------ DATA SHOWN

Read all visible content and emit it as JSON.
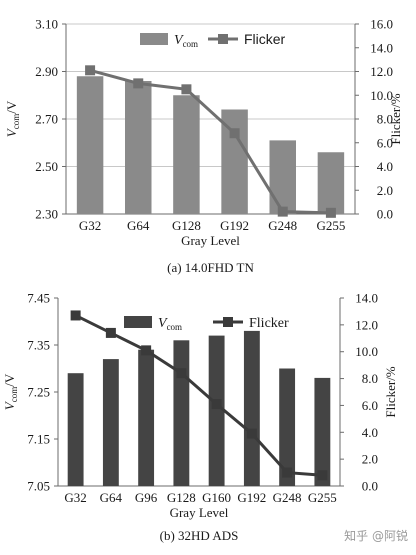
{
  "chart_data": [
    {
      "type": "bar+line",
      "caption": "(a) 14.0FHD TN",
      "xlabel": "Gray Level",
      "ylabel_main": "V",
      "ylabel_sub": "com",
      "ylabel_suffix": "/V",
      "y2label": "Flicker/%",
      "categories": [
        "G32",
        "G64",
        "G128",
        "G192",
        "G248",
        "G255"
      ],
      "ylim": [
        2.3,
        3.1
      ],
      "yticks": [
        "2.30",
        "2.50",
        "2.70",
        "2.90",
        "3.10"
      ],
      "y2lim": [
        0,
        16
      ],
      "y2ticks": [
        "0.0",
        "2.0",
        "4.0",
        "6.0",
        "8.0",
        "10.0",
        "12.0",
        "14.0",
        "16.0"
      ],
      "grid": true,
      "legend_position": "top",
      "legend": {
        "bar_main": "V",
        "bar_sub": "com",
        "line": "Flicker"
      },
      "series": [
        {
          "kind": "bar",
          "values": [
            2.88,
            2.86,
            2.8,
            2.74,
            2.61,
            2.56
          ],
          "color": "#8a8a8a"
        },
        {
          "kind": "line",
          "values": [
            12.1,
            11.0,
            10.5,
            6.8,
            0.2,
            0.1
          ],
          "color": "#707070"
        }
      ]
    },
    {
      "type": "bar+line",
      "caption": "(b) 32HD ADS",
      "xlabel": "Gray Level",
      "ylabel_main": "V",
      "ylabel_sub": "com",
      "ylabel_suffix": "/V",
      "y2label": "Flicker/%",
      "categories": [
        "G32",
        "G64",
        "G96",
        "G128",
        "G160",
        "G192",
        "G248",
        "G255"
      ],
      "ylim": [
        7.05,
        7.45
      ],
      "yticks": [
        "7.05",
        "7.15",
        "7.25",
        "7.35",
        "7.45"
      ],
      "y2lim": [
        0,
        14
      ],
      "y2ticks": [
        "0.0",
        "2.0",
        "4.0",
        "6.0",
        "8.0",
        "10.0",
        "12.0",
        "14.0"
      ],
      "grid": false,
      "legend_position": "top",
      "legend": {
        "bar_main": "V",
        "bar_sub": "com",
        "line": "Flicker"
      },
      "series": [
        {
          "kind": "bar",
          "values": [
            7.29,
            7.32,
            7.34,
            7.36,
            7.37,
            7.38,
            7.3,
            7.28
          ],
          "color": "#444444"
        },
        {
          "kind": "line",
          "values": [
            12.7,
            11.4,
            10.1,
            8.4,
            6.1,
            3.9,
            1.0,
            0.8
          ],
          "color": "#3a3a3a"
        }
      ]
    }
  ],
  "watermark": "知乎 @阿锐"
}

------------
------ DATA SHOWN

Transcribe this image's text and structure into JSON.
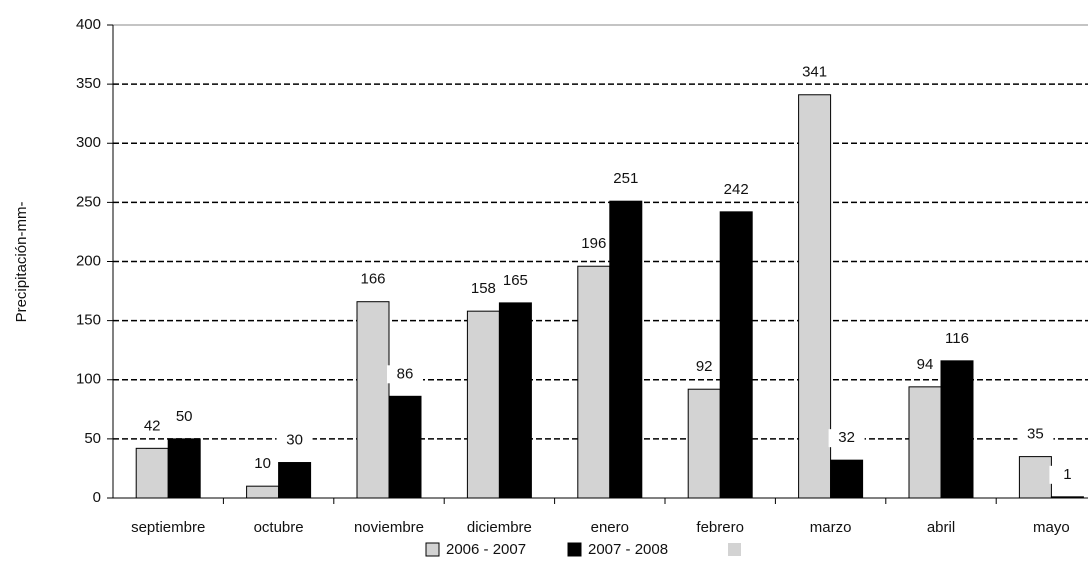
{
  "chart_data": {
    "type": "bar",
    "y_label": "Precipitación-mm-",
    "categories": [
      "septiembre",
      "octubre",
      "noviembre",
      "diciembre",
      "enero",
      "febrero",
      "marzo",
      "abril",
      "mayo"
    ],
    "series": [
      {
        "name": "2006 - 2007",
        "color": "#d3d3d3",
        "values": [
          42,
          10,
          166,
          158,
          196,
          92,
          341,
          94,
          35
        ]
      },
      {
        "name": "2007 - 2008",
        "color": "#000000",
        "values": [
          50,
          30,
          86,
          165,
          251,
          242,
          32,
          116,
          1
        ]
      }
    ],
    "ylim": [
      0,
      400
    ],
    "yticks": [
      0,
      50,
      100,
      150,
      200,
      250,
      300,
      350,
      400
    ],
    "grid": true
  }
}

------------
------ DATA SHOWN

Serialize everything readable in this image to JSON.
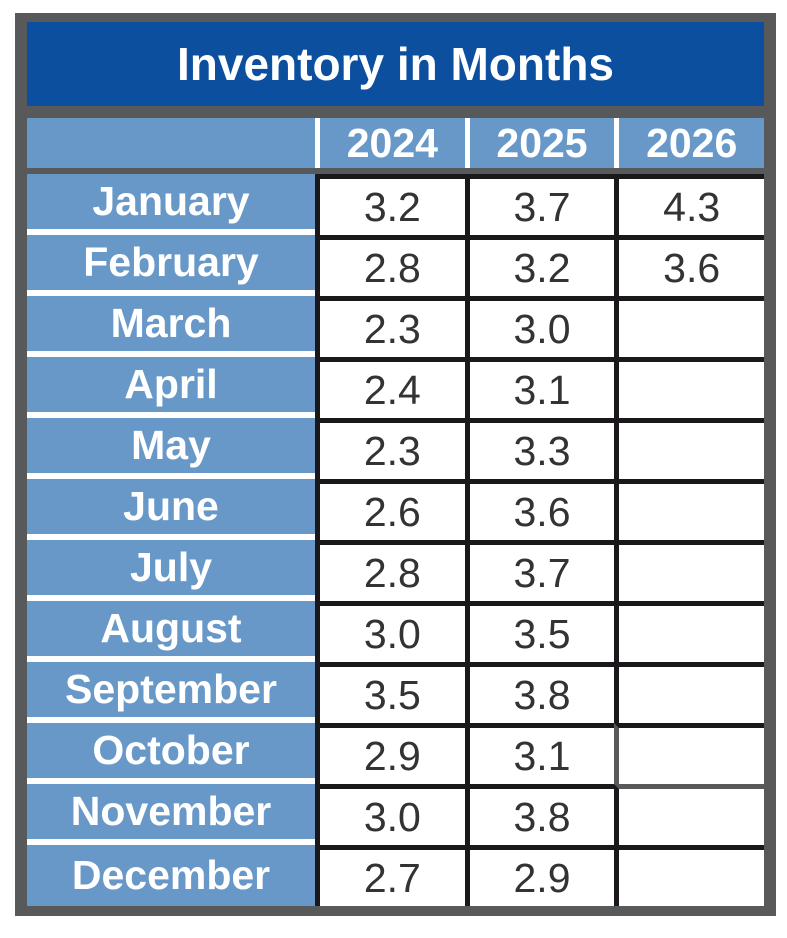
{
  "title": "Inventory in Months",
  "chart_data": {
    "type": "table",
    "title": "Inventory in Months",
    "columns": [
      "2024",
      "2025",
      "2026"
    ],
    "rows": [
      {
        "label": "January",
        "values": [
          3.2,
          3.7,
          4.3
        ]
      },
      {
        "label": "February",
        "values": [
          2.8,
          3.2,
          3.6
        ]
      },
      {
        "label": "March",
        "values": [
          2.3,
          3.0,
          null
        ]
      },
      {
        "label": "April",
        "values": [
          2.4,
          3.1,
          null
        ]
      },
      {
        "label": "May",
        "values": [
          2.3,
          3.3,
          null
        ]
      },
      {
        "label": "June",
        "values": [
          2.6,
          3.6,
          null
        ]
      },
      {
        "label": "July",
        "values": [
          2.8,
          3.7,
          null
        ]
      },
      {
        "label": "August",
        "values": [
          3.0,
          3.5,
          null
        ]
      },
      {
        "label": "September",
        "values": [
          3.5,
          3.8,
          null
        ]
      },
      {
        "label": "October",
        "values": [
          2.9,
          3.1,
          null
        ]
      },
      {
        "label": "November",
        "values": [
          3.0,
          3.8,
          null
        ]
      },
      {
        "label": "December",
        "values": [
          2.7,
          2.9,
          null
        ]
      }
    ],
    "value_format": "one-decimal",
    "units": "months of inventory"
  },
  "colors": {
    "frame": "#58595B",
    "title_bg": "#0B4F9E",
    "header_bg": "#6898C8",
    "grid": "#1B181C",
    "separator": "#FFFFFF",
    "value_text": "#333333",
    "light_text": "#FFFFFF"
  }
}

------------

### GOAL
Copy out every line of the material above that mentions the word "caption".

### RESPONSE BELOW
      "caption": "(a) 14.0FHD TN",
      "caption": "(b) 32HD ADS",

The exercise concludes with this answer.